§ **Records provided**
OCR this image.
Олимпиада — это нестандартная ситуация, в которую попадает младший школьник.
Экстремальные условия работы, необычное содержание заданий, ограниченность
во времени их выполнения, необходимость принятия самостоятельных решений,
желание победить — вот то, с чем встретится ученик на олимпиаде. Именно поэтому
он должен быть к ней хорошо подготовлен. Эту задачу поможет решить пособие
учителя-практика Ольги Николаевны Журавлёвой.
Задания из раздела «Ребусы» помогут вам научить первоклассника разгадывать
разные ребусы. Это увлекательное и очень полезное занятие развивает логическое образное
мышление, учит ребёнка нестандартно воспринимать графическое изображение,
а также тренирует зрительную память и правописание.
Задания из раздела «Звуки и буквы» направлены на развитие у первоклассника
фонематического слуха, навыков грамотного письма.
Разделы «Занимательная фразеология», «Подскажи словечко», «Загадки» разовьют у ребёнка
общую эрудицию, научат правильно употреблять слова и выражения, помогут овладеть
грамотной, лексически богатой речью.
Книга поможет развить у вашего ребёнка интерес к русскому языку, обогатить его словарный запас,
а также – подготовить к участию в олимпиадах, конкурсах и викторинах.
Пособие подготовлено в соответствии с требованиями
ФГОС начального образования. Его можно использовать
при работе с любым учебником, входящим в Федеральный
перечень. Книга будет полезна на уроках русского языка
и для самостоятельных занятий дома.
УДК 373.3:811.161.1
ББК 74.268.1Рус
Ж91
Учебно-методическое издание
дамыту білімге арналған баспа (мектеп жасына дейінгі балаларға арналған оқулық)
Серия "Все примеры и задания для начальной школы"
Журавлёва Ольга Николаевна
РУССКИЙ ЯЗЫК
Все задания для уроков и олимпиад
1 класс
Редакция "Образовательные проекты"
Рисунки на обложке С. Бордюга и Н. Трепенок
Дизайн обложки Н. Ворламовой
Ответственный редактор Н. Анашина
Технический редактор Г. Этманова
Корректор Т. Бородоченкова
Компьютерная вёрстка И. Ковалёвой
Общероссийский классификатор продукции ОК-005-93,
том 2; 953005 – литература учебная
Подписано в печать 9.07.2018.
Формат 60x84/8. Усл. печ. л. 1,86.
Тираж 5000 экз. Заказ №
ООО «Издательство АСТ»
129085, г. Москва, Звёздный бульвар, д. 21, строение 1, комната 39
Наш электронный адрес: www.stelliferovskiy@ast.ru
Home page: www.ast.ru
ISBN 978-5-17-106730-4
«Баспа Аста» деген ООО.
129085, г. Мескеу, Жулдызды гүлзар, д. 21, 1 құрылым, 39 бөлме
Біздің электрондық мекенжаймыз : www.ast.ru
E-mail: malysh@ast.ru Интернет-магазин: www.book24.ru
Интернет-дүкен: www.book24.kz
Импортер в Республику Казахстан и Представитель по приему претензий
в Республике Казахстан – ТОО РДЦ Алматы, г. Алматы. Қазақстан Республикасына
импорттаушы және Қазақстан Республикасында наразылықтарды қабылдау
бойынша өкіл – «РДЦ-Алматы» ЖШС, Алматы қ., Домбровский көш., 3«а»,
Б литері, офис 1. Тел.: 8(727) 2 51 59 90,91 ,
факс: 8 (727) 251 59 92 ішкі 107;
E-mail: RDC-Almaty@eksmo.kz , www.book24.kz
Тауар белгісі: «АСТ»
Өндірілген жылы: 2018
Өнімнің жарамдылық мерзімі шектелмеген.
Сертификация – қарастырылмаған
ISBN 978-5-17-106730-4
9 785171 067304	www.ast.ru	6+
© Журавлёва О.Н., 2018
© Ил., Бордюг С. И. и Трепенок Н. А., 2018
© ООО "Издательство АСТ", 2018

§ **Task**
Write out the full listing exactly as given.

§ **Response for this exercise**
OCR this image.
Олимпиада — это нестандартная ситуация, в которую попадает младший школьник.
Экстремальные условия работы, необычное содержание заданий, ограниченность
во времени их выполнения, необходимость принятия самостоятельных решений,
желание победить — вот то, с чем встретится ученик на олимпиаде. Именно поэтому
он должен быть к ней хорошо подготовлен. Эту задачу поможет решить пособие
учителя-практика Ольги Николаевны Журавлёвой.
Задания из раздела «Ребусы» помогут вам научить первоклассника разгадывать
разные ребусы. Это увлекательное и очень полезное занятие развивает логическое образное
мышление, учит ребёнка нестандартно воспринимать графическое изображение,
а также тренирует зрительную память и правописание.
Задания из раздела «Звуки и буквы» направлены на развитие у первоклассника
фонематического слуха, навыков грамотного письма.
Разделы «Занимательная фразеология», «Подскажи словечко», «Загадки» разовьют у ребёнка
общую эрудицию, научат правильно употреблять слова и выражения, помогут овладеть
грамотной, лексически богатой речью.
Книга поможет развить у вашего ребёнка интерес к русскому языку, обогатить его словарный запас,
а также – подготовить к участию в олимпиадах, конкурсах и викторинах.
Пособие подготовлено в соответствии с требованиями
ФГОС начального образования. Его можно использовать
при работе с любым учебником, входящим в Федеральный
перечень. Книга будет полезна на уроках русского языка
и для самостоятельных занятий дома.
УДК 373.3:811.161.1
ББК 74.268.1Рус
Ж91
Учебно-методическое издание
дамыту білімге арналған баспа (мектеп жасына дейінгі балаларға арналған оқулық)
Серия "Все примеры и задания для начальной школы"
Журавлёва Ольга Николаевна
РУССКИЙ ЯЗЫК
Все задания для уроков и олимпиад
1 класс
Редакция "Образовательные проекты"
Рисунки на обложке С. Бордюга и Н. Трепенок
Дизайн обложки Н. Ворламовой
Ответственный редактор Н. Анашина
Технический редактор Г. Этманова
Корректор Т. Бородоченкова
Компьютерная вёрстка И. Ковалёвой
Общероссийский классификатор продукции ОК-005-93,
том 2; 953005 – литература учебная
Подписано в печать 9.07.2018.
Формат 60x84/8. Усл. печ. л. 1,86.
Тираж 5000 экз. Заказ №
ООО «Издательство АСТ»
129085, г. Москва, Звёздный бульвар, д. 21, строение 1, комната 39
Наш электронный адрес: www.stelliferovskiy@ast.ru
Home page: www.ast.ru
ISBN 978-5-17-106730-4
«Баспа Аста» деген ООО.
129085, г. Мескеу, Жулдызды гүлзар, д. 21, 1 құрылым, 39 бөлме
Біздің электрондық мекенжаймыз : www.ast.ru
E-mail: malysh@ast.ru Интернет-магазин: www.book24.ru
Интернет-дүкен: www.book24.kz
Импортер в Республику Казахстан и Представитель по приему претензий
в Республике Казахстан – ТОО РДЦ Алматы, г. Алматы. Қазақстан Республикасына
импорттаушы және Қазақстан Республикасында наразылықтарды қабылдау
бойынша өкіл – «РДЦ-Алматы» ЖШС, Алматы қ., Домбровский көш., 3«а»,
Б литері, офис 1. Тел.: 8(727) 2 51 59 90,91 ,
факс: 8 (727) 251 59 92 ішкі 107;
E-mail: RDC-Almaty@eksmo.kz , www.book24.kz
Тауар белгісі: «АСТ»
Өндірілген жылы: 2018
Өнімнің жарамдылық мерзімі шектелмеген.
Сертификация – қарастырылмаған
ISBN 978-5-17-106730-4
9 785171 067304	www.ast.ru	6+
© Журавлёва О.Н., 2018
© Ил., Бордюг С. И. и Трепенок Н. А., 2018
© ООО "Издательство АСТ", 2018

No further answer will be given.